[Stored records]
## START

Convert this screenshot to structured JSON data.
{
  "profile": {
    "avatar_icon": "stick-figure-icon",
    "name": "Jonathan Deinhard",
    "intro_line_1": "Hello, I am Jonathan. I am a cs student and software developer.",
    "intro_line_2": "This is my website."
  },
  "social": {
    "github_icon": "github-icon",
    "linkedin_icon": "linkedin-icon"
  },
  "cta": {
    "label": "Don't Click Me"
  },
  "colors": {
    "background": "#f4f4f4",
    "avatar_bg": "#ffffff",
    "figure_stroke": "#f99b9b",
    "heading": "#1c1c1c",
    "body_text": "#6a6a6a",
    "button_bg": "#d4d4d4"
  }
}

## END

- _Work required_:
Copy each line of the listing that holds the word "icon".

- _Finished answer_:
    "avatar_icon": "stick-figure-icon",
    "github_icon": "github-icon",
    "linkedin_icon": "linkedin-icon"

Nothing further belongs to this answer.